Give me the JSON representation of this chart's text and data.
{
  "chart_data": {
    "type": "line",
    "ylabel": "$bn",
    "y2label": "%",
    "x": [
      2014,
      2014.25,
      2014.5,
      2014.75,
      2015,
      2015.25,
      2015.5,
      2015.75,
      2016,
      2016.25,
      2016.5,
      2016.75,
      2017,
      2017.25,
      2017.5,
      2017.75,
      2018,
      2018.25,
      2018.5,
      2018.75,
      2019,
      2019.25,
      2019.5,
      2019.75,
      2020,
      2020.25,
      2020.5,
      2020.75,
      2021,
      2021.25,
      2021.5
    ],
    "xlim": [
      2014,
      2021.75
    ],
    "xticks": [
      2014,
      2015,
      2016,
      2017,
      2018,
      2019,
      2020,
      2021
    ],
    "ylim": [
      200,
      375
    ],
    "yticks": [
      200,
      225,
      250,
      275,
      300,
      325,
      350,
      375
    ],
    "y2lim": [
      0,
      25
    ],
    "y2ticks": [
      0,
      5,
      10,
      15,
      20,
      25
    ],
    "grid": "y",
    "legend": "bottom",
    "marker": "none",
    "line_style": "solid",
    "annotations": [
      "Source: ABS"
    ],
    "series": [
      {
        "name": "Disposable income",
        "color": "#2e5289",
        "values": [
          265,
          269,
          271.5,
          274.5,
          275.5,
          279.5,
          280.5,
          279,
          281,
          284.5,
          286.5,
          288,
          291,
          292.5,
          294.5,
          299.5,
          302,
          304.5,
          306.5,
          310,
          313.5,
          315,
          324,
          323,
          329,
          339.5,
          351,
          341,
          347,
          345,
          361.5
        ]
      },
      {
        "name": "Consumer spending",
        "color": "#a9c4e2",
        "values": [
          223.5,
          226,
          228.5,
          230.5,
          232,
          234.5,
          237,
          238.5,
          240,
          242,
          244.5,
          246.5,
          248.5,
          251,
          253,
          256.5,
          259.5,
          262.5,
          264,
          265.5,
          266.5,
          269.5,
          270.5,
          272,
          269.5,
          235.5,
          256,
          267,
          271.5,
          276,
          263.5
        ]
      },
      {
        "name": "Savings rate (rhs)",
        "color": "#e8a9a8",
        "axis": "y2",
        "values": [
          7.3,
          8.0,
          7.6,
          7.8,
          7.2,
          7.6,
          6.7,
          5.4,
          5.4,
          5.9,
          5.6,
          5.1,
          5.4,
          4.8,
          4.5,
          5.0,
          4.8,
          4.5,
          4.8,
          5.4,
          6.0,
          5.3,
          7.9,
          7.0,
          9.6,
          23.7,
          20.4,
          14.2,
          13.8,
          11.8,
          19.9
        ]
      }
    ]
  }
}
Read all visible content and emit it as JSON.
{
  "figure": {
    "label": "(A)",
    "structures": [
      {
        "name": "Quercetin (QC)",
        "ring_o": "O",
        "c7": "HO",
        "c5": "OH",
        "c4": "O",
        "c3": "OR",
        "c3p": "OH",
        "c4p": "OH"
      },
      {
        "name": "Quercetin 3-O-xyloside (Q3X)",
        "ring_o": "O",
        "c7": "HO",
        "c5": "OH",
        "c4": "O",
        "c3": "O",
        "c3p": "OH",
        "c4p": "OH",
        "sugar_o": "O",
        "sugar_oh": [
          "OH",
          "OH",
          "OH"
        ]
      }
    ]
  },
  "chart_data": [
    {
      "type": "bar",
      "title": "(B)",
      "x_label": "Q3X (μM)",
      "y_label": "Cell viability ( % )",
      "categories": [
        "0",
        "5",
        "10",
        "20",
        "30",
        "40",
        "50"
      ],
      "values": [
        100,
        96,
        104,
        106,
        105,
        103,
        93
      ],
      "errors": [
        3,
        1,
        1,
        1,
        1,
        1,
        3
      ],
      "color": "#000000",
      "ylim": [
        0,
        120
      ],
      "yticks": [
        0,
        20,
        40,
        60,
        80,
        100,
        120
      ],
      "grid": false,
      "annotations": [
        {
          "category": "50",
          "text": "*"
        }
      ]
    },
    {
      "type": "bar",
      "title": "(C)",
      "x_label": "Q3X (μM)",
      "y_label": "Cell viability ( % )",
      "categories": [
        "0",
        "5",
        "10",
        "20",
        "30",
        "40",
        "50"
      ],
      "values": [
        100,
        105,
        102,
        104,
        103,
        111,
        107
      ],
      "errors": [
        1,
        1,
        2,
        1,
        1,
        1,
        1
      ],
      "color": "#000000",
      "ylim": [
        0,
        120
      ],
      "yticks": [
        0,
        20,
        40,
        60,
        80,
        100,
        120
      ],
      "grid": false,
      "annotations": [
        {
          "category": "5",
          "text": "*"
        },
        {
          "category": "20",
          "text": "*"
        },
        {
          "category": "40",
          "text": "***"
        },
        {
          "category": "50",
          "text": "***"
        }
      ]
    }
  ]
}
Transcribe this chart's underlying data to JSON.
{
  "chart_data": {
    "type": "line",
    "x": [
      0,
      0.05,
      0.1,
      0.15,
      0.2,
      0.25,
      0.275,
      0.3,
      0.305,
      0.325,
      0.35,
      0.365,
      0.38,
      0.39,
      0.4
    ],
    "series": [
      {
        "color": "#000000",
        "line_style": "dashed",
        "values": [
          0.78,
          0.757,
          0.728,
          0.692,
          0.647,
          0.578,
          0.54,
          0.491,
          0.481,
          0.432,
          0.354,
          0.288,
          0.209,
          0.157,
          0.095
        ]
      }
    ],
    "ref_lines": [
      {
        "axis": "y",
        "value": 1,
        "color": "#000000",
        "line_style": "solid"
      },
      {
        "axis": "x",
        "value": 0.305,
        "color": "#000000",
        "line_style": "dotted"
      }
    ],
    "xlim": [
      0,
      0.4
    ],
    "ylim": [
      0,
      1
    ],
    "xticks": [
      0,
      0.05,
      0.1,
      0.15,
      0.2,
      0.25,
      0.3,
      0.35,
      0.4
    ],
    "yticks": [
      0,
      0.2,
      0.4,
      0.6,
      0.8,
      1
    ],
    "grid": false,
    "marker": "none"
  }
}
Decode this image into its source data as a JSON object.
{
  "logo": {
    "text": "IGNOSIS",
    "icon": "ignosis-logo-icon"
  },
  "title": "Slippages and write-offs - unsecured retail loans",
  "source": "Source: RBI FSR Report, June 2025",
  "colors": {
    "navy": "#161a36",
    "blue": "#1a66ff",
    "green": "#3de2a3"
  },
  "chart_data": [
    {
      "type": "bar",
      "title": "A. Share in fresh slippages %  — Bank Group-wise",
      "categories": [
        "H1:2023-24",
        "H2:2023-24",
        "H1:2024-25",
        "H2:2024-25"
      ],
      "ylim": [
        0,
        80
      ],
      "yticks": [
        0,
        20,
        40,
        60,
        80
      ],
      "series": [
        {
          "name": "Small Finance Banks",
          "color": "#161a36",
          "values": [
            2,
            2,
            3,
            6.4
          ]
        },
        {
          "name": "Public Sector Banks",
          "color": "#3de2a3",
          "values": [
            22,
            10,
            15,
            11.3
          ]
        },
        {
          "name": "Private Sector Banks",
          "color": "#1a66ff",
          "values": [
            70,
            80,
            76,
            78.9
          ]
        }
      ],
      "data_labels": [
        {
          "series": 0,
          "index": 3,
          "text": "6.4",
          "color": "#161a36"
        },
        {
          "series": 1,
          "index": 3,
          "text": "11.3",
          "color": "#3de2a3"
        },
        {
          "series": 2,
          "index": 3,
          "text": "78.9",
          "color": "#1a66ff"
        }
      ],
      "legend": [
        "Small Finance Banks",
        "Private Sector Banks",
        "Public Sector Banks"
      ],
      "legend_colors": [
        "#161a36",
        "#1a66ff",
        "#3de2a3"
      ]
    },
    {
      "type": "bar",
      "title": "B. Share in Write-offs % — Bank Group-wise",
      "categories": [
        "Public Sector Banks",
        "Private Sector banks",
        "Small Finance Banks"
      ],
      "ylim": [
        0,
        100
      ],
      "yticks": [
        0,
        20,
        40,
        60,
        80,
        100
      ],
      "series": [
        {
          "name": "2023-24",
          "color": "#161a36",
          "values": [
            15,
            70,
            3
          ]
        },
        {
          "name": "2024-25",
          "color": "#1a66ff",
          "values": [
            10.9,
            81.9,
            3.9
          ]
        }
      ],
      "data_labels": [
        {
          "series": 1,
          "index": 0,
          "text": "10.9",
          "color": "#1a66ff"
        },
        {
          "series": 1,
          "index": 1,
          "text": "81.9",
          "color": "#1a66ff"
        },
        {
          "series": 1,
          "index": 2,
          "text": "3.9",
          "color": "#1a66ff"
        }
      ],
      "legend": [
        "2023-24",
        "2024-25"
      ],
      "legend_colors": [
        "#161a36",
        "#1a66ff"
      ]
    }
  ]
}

## TO BE DONE
List the lines that contain the word "Group".

## RESULT FOR THIS TASK
      "title": "A. Share in fresh slippages %  — Bank Group-wise",
      "title": "B. Share in Write-offs % — Bank Group-wise",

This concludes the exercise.